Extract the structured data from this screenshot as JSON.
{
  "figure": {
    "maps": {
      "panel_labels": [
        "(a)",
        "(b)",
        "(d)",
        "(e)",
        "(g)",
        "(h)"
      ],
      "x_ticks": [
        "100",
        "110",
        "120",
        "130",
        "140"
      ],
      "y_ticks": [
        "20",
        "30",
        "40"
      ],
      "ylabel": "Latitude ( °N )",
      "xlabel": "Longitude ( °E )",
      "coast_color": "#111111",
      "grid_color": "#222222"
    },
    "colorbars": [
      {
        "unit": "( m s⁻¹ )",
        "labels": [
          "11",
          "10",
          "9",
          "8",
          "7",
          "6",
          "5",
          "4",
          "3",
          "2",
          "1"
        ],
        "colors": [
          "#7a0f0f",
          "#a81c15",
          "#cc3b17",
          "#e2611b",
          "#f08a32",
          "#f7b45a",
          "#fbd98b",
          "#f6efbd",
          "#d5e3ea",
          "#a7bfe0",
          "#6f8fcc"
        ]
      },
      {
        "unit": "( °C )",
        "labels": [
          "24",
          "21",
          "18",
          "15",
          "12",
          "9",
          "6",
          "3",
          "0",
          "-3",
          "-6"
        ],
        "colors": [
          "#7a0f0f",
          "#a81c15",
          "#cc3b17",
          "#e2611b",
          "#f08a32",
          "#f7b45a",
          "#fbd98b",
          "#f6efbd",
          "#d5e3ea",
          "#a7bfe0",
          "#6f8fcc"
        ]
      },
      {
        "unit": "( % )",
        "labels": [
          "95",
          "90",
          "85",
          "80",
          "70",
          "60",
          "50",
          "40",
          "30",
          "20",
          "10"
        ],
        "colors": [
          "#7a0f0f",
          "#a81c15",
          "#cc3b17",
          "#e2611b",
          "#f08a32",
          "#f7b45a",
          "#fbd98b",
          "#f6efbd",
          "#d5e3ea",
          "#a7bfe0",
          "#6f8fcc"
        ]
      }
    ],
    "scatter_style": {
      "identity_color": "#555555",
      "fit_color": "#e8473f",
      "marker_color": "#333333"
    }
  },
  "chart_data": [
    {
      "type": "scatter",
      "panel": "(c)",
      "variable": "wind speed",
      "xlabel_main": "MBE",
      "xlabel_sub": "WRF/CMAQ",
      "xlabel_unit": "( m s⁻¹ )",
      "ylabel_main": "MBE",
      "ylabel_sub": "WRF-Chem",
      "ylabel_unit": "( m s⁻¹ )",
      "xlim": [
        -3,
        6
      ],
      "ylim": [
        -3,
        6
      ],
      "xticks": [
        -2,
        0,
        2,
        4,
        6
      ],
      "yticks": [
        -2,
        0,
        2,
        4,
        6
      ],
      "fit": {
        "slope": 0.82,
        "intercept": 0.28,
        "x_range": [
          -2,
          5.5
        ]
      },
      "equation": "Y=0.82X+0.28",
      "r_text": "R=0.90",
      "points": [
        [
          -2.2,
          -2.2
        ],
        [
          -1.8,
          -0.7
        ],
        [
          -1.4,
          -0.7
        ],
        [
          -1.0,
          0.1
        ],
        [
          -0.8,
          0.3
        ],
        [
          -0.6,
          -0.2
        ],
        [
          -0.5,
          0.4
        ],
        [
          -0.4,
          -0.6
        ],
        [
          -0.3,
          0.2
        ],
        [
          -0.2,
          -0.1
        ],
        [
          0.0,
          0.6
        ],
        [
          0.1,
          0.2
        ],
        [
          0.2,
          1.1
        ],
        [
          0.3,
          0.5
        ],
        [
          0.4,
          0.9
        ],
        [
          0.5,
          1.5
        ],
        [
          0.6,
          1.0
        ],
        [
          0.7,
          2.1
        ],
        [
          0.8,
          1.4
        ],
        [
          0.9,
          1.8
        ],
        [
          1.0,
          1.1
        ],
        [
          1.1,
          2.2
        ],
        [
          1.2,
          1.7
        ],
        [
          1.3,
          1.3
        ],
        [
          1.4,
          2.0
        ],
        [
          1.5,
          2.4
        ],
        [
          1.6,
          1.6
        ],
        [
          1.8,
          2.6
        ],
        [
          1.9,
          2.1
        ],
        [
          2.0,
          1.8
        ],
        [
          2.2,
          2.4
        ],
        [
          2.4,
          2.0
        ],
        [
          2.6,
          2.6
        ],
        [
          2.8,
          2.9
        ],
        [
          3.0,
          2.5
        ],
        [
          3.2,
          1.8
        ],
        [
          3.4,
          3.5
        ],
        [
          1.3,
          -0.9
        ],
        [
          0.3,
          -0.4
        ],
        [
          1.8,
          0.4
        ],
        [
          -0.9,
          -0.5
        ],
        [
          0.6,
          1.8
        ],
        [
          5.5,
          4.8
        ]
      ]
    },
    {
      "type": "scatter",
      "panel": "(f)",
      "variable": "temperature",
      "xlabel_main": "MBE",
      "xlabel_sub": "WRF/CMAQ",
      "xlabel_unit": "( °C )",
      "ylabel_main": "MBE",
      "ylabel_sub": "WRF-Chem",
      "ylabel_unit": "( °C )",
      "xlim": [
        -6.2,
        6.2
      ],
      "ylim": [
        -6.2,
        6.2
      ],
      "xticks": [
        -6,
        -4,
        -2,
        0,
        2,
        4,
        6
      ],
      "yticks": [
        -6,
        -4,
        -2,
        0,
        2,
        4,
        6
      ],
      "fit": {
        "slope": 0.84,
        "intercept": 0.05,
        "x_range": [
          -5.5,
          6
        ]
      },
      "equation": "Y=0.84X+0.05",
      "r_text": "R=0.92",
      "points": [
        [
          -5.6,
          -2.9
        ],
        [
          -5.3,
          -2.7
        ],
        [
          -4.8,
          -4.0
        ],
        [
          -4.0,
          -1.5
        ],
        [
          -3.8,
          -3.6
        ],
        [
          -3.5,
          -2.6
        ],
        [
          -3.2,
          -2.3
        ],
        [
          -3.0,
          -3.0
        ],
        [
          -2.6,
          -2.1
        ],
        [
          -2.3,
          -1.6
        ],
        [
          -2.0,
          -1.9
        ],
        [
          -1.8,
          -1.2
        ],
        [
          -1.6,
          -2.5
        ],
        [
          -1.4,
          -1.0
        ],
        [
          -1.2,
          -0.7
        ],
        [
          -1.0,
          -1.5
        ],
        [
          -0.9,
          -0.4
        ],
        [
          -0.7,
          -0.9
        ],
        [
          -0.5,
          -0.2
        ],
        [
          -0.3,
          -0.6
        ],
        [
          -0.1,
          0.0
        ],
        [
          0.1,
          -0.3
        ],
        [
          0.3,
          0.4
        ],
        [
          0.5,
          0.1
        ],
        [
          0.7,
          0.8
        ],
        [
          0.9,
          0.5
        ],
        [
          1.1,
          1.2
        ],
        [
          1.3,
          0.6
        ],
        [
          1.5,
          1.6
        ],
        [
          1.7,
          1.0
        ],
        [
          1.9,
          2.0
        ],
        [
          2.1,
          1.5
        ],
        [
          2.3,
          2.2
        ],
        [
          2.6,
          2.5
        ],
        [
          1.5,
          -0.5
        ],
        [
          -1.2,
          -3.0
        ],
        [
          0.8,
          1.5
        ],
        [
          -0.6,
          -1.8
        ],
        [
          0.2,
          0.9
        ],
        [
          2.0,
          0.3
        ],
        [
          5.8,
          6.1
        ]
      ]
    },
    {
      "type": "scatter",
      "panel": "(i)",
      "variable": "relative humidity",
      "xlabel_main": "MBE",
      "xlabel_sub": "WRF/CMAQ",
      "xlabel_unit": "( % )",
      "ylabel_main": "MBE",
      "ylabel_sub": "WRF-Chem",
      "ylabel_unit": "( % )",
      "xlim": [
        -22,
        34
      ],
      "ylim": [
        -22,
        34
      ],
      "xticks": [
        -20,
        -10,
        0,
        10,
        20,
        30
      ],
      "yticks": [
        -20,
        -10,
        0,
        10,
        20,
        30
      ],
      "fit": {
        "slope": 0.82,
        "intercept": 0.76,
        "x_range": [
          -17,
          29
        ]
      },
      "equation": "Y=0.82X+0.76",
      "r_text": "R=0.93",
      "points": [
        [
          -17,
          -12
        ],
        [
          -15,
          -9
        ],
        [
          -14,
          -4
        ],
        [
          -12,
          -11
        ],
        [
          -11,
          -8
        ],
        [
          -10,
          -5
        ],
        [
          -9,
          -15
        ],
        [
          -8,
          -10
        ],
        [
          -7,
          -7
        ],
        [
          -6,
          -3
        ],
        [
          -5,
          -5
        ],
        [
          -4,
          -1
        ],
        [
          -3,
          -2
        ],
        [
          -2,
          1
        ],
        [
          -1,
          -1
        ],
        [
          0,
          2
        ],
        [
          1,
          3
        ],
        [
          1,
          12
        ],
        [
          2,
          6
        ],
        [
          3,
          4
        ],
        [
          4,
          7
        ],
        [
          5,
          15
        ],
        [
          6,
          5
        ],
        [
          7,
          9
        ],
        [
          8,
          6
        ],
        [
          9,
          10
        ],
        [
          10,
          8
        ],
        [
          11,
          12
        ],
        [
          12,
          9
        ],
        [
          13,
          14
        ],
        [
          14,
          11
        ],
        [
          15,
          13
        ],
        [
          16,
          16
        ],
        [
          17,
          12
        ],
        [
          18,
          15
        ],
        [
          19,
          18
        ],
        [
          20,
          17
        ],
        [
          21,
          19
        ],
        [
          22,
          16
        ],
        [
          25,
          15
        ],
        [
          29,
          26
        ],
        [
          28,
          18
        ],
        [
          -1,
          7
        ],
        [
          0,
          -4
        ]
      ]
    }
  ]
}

▸ THE TASK: From the entries above, return each line with the word "variable" in it.

▸ ANSWER TO THE TASK:
      "variable": "wind speed",
      "variable": "temperature",
      "variable": "relative humidity",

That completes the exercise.